◆ **Aim of the task**: Copy out all lines that carry the word "bmwobj".

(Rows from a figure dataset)
──────────────────────────────

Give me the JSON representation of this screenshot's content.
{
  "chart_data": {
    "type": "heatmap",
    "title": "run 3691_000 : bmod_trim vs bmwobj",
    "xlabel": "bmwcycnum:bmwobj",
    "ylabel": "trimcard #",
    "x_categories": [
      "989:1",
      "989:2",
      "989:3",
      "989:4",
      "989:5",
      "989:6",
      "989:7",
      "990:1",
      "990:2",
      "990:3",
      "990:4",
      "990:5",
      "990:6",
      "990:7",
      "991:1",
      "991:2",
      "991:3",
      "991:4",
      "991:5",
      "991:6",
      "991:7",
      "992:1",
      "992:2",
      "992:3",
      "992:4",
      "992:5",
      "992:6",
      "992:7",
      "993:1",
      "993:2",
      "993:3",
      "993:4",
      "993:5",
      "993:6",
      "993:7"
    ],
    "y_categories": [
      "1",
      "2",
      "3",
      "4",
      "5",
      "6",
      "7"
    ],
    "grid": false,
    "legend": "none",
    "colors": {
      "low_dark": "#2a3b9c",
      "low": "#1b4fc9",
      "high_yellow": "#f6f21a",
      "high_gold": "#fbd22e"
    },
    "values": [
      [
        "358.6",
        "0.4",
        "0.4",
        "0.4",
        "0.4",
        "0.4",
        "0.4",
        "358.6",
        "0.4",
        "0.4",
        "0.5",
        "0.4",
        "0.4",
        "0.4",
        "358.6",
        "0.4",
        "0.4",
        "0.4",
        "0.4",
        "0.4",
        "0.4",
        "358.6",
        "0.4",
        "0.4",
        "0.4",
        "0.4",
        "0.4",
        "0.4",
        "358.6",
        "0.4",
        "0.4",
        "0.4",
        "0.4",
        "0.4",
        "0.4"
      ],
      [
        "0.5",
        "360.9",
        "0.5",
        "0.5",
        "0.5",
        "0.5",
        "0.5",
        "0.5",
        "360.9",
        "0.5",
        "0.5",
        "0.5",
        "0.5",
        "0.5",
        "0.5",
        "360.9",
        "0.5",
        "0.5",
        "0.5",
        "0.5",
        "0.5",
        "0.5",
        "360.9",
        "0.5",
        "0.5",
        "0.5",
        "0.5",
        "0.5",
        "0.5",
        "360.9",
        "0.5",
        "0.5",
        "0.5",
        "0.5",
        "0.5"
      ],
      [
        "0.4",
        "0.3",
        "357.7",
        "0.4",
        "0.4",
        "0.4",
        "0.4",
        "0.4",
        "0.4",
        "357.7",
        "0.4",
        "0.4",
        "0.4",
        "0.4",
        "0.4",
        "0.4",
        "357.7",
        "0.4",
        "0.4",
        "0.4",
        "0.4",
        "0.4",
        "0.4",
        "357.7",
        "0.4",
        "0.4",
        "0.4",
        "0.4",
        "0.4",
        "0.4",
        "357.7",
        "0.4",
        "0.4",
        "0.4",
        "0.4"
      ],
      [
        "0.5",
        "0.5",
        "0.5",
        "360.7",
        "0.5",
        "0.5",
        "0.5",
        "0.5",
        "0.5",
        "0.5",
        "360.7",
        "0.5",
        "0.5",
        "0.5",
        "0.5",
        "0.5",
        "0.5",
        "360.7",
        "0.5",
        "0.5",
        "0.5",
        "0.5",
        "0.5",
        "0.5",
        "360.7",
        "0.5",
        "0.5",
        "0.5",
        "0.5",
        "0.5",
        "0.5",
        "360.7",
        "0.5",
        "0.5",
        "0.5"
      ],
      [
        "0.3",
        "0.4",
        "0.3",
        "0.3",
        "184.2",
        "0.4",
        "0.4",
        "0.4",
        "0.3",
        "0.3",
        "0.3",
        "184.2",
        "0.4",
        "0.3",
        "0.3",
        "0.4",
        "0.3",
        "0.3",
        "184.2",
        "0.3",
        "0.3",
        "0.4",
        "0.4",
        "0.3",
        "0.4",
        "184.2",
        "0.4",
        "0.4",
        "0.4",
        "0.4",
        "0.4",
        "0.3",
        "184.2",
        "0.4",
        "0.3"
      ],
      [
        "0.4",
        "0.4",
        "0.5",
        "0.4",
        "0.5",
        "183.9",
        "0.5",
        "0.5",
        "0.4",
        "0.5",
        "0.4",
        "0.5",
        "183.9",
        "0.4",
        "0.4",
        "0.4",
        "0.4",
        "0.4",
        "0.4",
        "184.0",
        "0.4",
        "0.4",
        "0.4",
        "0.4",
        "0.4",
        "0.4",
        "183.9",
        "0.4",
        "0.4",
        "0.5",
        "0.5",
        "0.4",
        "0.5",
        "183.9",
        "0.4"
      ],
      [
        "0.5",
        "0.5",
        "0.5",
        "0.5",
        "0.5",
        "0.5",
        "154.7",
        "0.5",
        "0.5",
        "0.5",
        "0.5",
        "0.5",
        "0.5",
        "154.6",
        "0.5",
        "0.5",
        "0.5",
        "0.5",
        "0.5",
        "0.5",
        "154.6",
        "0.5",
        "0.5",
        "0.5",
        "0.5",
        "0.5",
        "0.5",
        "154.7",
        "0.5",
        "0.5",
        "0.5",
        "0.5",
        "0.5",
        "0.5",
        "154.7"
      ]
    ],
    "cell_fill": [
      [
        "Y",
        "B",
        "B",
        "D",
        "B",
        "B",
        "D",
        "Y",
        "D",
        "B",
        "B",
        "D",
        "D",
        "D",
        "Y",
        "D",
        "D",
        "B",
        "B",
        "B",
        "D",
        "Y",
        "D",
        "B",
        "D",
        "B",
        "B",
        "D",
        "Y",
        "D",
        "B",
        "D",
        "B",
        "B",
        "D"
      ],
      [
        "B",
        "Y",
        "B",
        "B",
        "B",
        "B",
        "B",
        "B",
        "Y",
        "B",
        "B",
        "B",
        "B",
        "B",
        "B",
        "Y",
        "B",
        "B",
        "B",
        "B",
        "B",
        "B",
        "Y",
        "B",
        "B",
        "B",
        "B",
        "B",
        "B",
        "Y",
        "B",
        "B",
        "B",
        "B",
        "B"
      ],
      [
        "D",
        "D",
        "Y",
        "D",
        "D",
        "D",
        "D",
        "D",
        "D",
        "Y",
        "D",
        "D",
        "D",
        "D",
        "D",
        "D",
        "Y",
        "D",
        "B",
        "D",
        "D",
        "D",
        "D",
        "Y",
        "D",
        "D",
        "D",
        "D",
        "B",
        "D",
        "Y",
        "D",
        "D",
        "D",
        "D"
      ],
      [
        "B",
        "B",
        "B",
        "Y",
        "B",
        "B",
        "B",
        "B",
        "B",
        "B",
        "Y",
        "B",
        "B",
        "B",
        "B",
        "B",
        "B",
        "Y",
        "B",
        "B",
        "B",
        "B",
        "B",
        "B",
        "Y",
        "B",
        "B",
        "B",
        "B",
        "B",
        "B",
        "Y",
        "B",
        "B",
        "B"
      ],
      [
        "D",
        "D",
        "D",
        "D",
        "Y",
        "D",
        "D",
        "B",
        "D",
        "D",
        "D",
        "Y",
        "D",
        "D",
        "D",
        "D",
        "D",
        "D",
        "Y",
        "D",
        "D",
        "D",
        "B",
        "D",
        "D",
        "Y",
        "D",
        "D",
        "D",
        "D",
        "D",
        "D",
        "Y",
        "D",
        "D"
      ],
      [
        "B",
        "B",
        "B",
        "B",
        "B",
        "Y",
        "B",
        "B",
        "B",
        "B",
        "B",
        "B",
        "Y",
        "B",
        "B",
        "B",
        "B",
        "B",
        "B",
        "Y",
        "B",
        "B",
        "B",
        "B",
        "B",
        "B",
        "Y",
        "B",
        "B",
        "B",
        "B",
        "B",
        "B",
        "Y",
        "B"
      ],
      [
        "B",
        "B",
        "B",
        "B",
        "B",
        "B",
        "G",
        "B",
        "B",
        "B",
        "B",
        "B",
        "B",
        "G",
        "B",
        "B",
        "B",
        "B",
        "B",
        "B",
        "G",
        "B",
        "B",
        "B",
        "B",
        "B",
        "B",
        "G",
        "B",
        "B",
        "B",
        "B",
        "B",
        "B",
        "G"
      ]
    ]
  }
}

──────────────────────────────

◆ **Exercise response**:
    "title": "run 3691_000 : bmod_trim vs bmwobj",
    "xlabel": "bmwcycnum:bmwobj",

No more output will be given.